• INFORMATION SHOWN:
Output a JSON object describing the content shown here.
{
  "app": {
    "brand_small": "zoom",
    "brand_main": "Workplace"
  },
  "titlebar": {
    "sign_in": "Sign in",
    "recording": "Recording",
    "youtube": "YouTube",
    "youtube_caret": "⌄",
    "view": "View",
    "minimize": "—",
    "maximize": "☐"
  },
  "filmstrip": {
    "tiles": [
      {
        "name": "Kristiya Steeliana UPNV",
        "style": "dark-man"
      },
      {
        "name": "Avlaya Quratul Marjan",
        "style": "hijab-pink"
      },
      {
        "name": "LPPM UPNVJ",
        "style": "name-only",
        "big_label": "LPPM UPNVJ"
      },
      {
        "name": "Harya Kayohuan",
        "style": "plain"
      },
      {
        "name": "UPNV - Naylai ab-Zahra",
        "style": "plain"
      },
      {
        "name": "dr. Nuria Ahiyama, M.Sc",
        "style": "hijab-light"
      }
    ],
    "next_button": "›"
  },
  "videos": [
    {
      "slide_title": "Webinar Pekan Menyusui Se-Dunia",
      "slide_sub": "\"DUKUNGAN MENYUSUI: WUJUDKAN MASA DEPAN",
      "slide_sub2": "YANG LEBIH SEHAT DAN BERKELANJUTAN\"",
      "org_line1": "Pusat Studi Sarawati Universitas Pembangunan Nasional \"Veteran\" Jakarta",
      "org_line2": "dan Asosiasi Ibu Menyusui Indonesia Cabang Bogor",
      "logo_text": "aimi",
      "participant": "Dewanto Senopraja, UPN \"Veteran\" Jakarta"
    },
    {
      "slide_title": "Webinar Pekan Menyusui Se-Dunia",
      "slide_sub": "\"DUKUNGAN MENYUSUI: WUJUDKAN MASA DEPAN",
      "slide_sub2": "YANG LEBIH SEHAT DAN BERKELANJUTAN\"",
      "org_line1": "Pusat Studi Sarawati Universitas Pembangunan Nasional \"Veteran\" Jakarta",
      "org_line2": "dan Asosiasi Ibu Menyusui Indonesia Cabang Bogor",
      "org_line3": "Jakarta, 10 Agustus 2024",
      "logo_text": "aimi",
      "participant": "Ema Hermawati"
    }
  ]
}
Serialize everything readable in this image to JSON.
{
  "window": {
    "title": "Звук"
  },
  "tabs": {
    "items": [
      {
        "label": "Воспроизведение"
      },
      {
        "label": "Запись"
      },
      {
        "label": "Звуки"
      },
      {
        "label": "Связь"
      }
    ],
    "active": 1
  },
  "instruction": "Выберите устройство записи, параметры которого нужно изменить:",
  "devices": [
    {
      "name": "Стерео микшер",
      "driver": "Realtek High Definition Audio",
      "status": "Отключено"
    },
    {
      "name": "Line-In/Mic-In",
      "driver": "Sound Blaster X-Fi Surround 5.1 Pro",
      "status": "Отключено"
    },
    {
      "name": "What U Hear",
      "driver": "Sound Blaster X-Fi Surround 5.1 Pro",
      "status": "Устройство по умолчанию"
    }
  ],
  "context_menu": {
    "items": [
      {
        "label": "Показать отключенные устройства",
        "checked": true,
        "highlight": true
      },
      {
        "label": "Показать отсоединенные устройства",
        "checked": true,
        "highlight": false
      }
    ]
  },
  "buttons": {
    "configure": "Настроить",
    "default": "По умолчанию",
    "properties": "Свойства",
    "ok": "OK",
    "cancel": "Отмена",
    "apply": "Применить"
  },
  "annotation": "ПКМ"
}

• REQUEST: Identify the lines in the entries that hold "Показать" and return each one.

• RESPONSE:
        "label": "Показать отключенные устройства",
        "label": "Показать отсоединенные устройства",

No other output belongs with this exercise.